◆ **EXERCISE GOAL**
Render the material below as a JSON list of strings, one string per line and blank lines omitted, starting from its first line and ending with the line containing "restore-button[interactable] [745,3,760,18]", both included.

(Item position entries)
┌──
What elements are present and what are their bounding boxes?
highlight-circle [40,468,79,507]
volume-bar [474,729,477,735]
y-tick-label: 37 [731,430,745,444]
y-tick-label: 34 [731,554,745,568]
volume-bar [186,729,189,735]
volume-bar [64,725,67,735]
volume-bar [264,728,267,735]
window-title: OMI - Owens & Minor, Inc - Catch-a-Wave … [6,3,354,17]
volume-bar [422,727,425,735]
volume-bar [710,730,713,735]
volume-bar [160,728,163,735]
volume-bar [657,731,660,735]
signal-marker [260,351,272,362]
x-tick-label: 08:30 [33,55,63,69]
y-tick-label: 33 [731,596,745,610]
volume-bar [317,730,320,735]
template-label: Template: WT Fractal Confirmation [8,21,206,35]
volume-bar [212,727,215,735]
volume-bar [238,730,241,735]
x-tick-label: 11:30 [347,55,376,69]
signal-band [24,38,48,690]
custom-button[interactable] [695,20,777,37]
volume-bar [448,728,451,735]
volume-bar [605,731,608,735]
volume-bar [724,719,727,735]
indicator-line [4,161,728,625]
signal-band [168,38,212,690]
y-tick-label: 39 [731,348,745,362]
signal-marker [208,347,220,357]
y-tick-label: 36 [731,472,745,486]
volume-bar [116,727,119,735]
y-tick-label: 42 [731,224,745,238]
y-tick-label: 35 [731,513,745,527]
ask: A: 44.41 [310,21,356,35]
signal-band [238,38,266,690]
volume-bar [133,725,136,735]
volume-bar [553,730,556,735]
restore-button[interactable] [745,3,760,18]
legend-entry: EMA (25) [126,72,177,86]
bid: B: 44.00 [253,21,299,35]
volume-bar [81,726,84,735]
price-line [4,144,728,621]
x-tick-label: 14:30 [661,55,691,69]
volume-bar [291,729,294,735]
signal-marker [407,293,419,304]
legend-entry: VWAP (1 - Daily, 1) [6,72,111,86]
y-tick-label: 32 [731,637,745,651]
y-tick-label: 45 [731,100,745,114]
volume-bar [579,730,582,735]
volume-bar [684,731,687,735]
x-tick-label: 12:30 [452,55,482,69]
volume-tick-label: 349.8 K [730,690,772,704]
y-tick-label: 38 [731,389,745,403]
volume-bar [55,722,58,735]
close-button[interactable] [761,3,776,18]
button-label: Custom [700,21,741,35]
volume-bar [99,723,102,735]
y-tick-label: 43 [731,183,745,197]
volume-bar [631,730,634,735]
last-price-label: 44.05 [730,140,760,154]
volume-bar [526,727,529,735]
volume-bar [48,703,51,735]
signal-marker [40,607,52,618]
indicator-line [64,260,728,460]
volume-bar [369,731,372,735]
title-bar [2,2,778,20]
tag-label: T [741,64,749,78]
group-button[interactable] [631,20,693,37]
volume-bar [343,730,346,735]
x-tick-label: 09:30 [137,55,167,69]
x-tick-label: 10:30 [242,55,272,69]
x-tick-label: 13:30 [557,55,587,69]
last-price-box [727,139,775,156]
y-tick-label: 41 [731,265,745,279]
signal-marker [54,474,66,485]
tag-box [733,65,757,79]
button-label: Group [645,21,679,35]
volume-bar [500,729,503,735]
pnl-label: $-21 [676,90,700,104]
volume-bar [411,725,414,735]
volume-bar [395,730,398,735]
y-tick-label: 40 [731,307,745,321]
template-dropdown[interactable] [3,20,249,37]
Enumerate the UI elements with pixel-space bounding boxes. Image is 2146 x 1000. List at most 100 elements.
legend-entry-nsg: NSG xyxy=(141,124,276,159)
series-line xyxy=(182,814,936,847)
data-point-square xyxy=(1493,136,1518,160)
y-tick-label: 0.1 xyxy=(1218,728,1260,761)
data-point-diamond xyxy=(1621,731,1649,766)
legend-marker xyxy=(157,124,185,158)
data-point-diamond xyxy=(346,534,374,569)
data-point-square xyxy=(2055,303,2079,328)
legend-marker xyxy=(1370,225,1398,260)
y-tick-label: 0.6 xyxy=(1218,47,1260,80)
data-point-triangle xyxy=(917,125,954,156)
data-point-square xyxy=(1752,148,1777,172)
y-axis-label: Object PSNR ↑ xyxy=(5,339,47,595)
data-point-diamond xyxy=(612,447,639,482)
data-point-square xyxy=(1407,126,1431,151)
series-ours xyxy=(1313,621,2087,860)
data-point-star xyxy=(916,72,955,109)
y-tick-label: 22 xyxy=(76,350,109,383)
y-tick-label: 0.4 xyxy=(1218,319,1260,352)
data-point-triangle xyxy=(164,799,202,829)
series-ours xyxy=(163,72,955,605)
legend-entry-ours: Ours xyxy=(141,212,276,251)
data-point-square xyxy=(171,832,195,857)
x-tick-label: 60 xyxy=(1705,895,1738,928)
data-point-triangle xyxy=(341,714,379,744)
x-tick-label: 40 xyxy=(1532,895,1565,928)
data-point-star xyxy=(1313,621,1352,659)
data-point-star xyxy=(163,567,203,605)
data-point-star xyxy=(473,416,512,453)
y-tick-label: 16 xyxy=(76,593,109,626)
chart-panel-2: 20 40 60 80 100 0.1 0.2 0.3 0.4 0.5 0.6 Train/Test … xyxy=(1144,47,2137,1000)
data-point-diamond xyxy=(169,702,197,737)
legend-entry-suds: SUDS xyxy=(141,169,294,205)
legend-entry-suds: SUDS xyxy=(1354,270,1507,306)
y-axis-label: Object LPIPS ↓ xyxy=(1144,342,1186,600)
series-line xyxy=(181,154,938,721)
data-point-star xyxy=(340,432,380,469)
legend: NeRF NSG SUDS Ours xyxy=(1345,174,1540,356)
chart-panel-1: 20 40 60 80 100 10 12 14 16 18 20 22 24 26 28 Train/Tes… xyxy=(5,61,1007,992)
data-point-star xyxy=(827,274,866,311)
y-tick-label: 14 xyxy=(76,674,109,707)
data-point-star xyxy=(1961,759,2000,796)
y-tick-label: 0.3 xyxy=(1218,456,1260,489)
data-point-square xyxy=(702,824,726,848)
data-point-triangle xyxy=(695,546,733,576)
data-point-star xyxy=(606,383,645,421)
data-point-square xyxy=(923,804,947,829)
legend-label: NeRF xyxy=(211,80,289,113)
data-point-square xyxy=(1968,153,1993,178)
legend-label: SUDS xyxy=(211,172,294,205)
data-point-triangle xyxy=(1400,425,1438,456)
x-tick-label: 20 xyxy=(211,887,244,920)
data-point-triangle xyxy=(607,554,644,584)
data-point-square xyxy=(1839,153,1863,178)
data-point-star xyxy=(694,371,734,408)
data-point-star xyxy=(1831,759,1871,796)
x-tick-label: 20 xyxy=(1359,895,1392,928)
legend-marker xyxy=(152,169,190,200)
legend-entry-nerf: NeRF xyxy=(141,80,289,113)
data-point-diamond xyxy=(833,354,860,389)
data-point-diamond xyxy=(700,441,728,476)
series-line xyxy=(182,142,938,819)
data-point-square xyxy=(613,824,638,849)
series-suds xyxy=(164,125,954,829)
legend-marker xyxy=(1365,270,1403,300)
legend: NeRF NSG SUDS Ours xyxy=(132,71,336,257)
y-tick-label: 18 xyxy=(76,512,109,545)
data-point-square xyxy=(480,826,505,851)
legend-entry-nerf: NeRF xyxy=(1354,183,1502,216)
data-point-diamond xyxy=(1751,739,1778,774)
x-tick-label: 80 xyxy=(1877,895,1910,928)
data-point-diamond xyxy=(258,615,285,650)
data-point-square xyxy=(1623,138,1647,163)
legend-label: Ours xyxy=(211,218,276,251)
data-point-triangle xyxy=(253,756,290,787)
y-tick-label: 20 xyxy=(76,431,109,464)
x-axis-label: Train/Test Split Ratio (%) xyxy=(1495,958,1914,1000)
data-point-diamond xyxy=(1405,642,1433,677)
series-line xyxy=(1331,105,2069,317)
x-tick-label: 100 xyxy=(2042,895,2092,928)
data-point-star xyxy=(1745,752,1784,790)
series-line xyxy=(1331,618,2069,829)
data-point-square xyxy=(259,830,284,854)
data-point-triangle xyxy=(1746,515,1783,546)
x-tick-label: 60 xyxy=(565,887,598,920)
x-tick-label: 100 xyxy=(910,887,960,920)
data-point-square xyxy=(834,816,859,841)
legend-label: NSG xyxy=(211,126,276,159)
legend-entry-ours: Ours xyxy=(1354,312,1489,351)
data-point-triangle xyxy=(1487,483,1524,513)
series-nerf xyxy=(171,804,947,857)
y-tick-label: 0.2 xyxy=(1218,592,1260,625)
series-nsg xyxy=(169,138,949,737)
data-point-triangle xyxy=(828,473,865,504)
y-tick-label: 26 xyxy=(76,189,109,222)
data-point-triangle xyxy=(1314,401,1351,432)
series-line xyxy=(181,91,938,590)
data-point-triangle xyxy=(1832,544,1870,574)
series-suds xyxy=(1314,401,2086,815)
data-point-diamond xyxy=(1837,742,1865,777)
└──
◆ **RESULT OF THIS TASK**
[
  "What elements are present and what are their bounding boxes?",
  "highlight-circle [40,468,79,507]",
  "volume-bar [474,729,477,735]",
  "y-tick-label: 37 [731,430,745,444]",
  "y-tick-label: 34 [731,554,745,568]",
  "volume-bar [186,729,189,735]",
  "volume-bar [64,725,67,735]",
  "volume-bar [264,728,267,735]",
  "window-title: OMI - Owens & Minor, Inc - Catch-a-Wave … [6,3,354,17]",
  "volume-bar [422,727,425,735]",
  "volume-bar [710,730,713,735]",
  "volume-bar [160,728,163,735]",
  "volume-bar [657,731,660,735]",
  "signal-marker [260,351,272,362]",
  "x-tick-label: 08:30 [33,55,63,69]",
  "y-tick-label: 33 [731,596,745,610]",
  "volume-bar [317,730,320,735]",
  "template-label: Template: WT Fractal Confirmation [8,21,206,35]",
  "volume-bar [212,727,215,735]",
  "volume-bar [238,730,241,735]",
  "x-tick-label: 11:30 [347,55,376,69]",
  "signal-band [24,38,48,690]",
  "custom-button[interactable] [695,20,777,37]",
  "volume-bar [448,728,451,735]",
  "volume-bar [605,731,608,735]",
  "volume-bar [724,719,727,735]",
  "indicator-line [4,161,728,625]",
  "signal-band [168,38,212,690]",
  "y-tick-label: 39 [731,348,745,362]",
  "signal-marker [208,347,220,357]",
  "y-tick-label: 36 [731,472,745,486]",
  "volume-bar [116,727,119,735]",
  "y-tick-label: 42 [731,224,745,238]",
  "y-tick-label: 35 [731,513,745,527]",
  "ask: A: 44.41 [310,21,356,35]",
  "signal-band [238,38,266,690]",
  "volume-bar [133,725,136,735]",
  "volume-bar [553,730,556,735]",
  "restore-button[interactable] [745,3,760,18]"
]